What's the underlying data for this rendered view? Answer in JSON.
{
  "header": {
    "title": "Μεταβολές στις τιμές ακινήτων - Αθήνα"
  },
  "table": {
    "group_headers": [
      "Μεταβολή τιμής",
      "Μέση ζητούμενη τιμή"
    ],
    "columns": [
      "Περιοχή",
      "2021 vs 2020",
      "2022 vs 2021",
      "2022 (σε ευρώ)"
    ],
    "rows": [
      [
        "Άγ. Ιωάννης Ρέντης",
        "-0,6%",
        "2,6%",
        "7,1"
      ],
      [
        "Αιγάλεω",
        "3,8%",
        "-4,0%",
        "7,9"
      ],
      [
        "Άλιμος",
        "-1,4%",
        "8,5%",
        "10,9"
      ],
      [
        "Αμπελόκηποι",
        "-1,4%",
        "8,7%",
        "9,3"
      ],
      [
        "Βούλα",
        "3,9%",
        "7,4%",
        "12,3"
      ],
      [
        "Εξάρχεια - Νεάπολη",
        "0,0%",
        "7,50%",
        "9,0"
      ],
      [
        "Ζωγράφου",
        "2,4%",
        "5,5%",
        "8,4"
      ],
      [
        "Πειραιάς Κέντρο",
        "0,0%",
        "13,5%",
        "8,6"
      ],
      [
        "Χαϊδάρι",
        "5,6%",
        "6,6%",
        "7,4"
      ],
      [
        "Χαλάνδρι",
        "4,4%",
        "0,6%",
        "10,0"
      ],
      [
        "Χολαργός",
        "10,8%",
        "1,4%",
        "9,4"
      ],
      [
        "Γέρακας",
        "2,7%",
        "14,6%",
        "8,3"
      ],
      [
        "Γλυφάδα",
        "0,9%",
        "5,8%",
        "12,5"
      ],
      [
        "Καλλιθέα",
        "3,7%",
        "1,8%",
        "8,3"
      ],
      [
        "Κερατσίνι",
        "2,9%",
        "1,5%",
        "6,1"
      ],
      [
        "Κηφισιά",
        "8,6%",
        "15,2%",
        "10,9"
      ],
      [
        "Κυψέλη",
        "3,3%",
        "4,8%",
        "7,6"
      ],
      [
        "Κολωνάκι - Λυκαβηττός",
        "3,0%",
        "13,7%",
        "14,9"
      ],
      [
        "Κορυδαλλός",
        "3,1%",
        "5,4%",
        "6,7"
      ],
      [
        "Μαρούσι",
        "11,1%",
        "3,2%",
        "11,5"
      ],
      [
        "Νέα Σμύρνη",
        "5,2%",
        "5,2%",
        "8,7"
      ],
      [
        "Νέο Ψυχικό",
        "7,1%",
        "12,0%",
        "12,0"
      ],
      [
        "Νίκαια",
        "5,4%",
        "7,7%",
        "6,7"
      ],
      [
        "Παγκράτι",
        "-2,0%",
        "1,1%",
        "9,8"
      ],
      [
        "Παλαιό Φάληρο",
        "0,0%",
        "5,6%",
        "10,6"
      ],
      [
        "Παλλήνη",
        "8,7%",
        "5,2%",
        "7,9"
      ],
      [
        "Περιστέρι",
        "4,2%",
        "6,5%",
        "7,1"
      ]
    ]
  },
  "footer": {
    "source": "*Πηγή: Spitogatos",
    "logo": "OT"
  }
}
====================
* DIRECTIONS: Every record above should be output exactly.

* IN RESPONSE:
What's the underlying data for this rendered view? Answer in JSON.
{
  "header": {
    "title": "Μεταβολές στις τιμές ακινήτων - Αθήνα"
  },
  "table": {
    "group_headers": [
      "Μεταβολή τιμής",
      "Μέση ζητούμενη τιμή"
    ],
    "columns": [
      "Περιοχή",
      "2021 vs 2020",
      "2022 vs 2021",
      "2022 (σε ευρώ)"
    ],
    "rows": [
      [
        "Άγ. Ιωάννης Ρέντης",
        "-0,6%",
        "2,6%",
        "7,1"
      ],
      [
        "Αιγάλεω",
        "3,8%",
        "-4,0%",
        "7,9"
      ],
      [
        "Άλιμος",
        "-1,4%",
        "8,5%",
        "10,9"
      ],
      [
        "Αμπελόκηποι",
        "-1,4%",
        "8,7%",
        "9,3"
      ],
      [
        "Βούλα",
        "3,9%",
        "7,4%",
        "12,3"
      ],
      [
        "Εξάρχεια - Νεάπολη",
        "0,0%",
        "7,50%",
        "9,0"
      ],
      [
        "Ζωγράφου",
        "2,4%",
        "5,5%",
        "8,4"
      ],
      [
        "Πειραιάς Κέντρο",
        "0,0%",
        "13,5%",
        "8,6"
      ],
      [
        "Χαϊδάρι",
        "5,6%",
        "6,6%",
        "7,4"
      ],
      [
        "Χαλάνδρι",
        "4,4%",
        "0,6%",
        "10,0"
      ],
      [
        "Χολαργός",
        "10,8%",
        "1,4%",
        "9,4"
      ],
      [
        "Γέρακας",
        "2,7%",
        "14,6%",
        "8,3"
      ],
      [
        "Γλυφάδα",
        "0,9%",
        "5,8%",
        "12,5"
      ],
      [
        "Καλλιθέα",
        "3,7%",
        "1,8%",
        "8,3"
      ],
      [
        "Κερατσίνι",
        "2,9%",
        "1,5%",
        "6,1"
      ],
      [
        "Κηφισιά",
        "8,6%",
        "15,2%",
        "10,9"
      ],
      [
        "Κυψέλη",
        "3,3%",
        "4,8%",
        "7,6"
      ],
      [
        "Κολωνάκι - Λυκαβηττός",
        "3,0%",
        "13,7%",
        "14,9"
      ],
      [
        "Κορυδαλλός",
        "3,1%",
        "5,4%",
        "6,7"
      ],
      [
        "Μαρούσι",
        "11,1%",
        "3,2%",
        "11,5"
      ],
      [
        "Νέα Σμύρνη",
        "5,2%",
        "5,2%",
        "8,7"
      ],
      [
        "Νέο Ψυχικό",
        "7,1%",
        "12,0%",
        "12,0"
      ],
      [
        "Νίκαια",
        "5,4%",
        "7,7%",
        "6,7"
      ],
      [
        "Παγκράτι",
        "-2,0%",
        "1,1%",
        "9,8"
      ],
      [
        "Παλαιό Φάληρο",
        "0,0%",
        "5,6%",
        "10,6"
      ],
      [
        "Παλλήνη",
        "8,7%",
        "5,2%",
        "7,9"
      ],
      [
        "Περιστέρι",
        "4,2%",
        "6,5%",
        "7,1"
      ]
    ]
  },
  "footer": {
    "source": "*Πηγή: Spitogatos",
    "logo": "OT"
  }
}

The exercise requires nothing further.